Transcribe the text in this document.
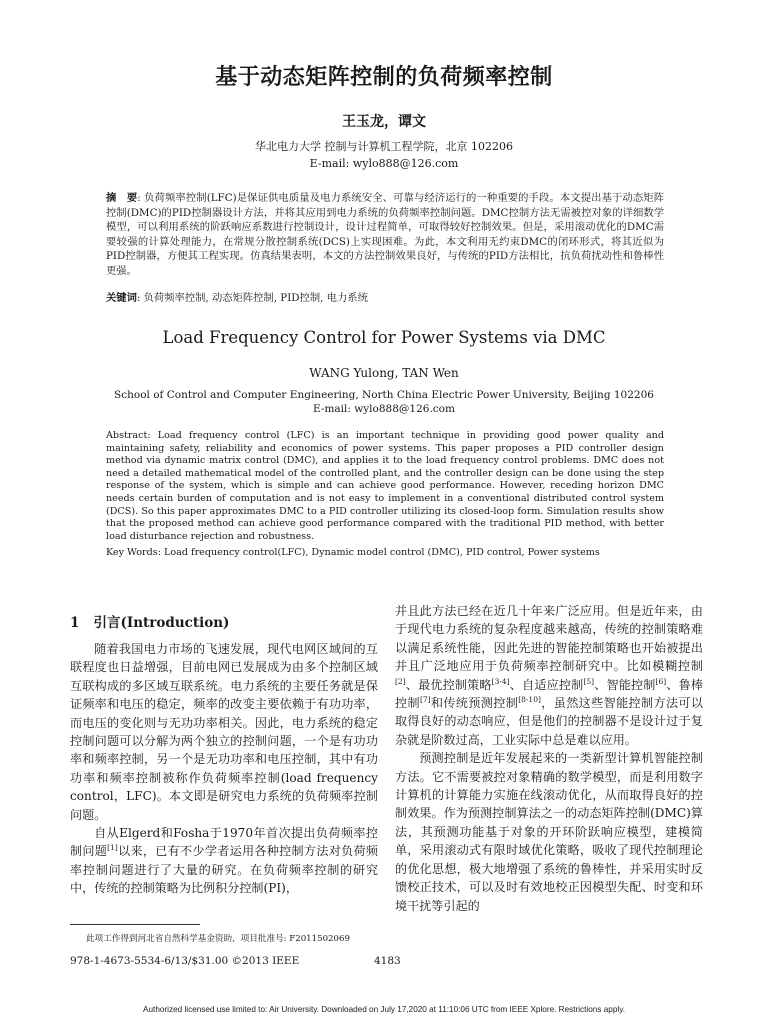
基于动态矩阵控制的负荷频率控制
王玉龙，谭文
华北电力大学 控制与计算机工程学院，北京 102206
E-mail: wylo888@126.com
摘　要: 负荷频率控制(LFC)是保证供电质量及电力系统安全、可靠与经济运行的一种重要的手段。本文提出基于动态矩阵控制(DMC)的PID控制器设计方法，并将其应用到电力系统的负荷频率控制问题。DMC控制方法无需被控对象的详细数学模型，可以利用系统的阶跃响应系数进行控制设计，设计过程简单，可取得较好控制效果。但是，采用滚动优化的DMC需要较强的计算处理能力，在常规分散控制系统(DCS)上实现困难。为此，本文利用无约束DMC的闭环形式，将其近似为PID控制器，方便其工程实现。仿真结果表明，本文的方法控制效果良好，与传统的PID方法相比，抗负荷扰动性和鲁棒性更强。
关键词: 负荷频率控制, 动态矩阵控制, PID控制, 电力系统
Load Frequency Control for Power Systems via DMC
WANG Yulong, TAN Wen
School of Control and Computer Engineering, North China Electric Power University, Beijing 102206
E-mail: wylo888@126.com
Abstract: Load frequency control (LFC) is an important technique in providing good power quality and maintaining safety, reliability and economics of power systems. This paper proposes a PID controller design method via dynamic matrix control (DMC), and applies it to the load frequency control problems. DMC does not need a detailed mathematical model of the controlled plant, and the controller design can be done using the step response of the system, which is simple and can achieve good performance. However, receding horizon DMC needs certain burden of computation and is not easy to implement in a conventional distributed control system (DCS). So this paper approximates DMC to a PID controller utilizing its closed-loop form. Simulation results show that the proposed method can achieve good performance compared with the traditional PID method, with better load disturbance rejection and robustness.
Key Words: Load frequency control(LFC), Dynamic model control (DMC), PID control, Power systems
1 引言(Introduction)

随着我国电力市场的飞速发展，现代电网区域间的互联程度也日益增强，目前电网已发展成为由多个控制区域互联构成的多区域互联系统。电力系统的主要任务就是保证频率和电压的稳定，频率的改变主要依赖于有功功率，而电压的变化则与无功功率相关。因此，电力系统的稳定控制问题可以分解为两个独立的控制问题，一个是有功功率和频率控制，另一个是无功功率和电压控制，其中有功功率和频率控制被称作负荷频率控制(load frequency control，LFC)。本文即是研究电力系统的负荷频率控制问题。

自从Elgerd和Fosha于1970年首次提出负荷频率控制问题[1]以来，已有不少学者运用各种控制方法对负荷频率控制问题进行了大量的研究。在负荷频率控制的研究中，传统的控制策略为比例积分控制(PI)，

并且此方法已经在近几十年来广泛应用。但是近年来，由于现代电力系统的复杂程度越来越高，传统的控制策略难以满足系统性能，因此先进的智能控制策略也开始被提出并且广泛地应用于负荷频率控制研究中。比如模糊控制[2]、最优控制策略[3-4]、自适应控制[5]、智能控制[6]、鲁棒控制[7]和传统预测控制[8-10]，虽然这些智能控制方法可以取得良好的动态响应，但是他们的控制器不是设计过于复杂就是阶数过高，工业实际中总是难以应用。

预测控制是近年发展起来的一类新型计算机智能控制方法。它不需要被控对象精确的数学模型，而是利用数字计算机的计算能力实施在线滚动优化，从而取得良好的控制效果。作为预测控制算法之一的动态矩阵控制(DMC)算法，其预测功能基于对象的开环阶跃响应模型，建模简单，采用滚动式有限时域优化策略，吸收了现代控制理论的优化思想，极大地增强了系统的鲁棒性，并采用实时反馈校正技术，可以及时有效地校正因模型失配、时变和环境干扰等引起的

此项工作得到河北省自然科学基金资助，项目批准号: F2011502069
978-1-4673-5534-6/13/$31.00 ©2013 IEEE	4183
Authorized licensed use limited to: Air University. Downloaded on July 17,2020 at 11:10:06 UTC from IEEE Xplore. Restrictions apply.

- - - -

■ SHORT EXERCISE: Pick each line holding the word "University" out of the listing.

■ SOLUTION FOR THIS PROBLEM:
School of Control and Computer Engineering, North China Electric Power University, Beijing 102206
Authorized licensed use limited to: Air University. Downloaded on July 17,2020 at 11:10:06 UTC from IEEE Xplore. Restrictions apply.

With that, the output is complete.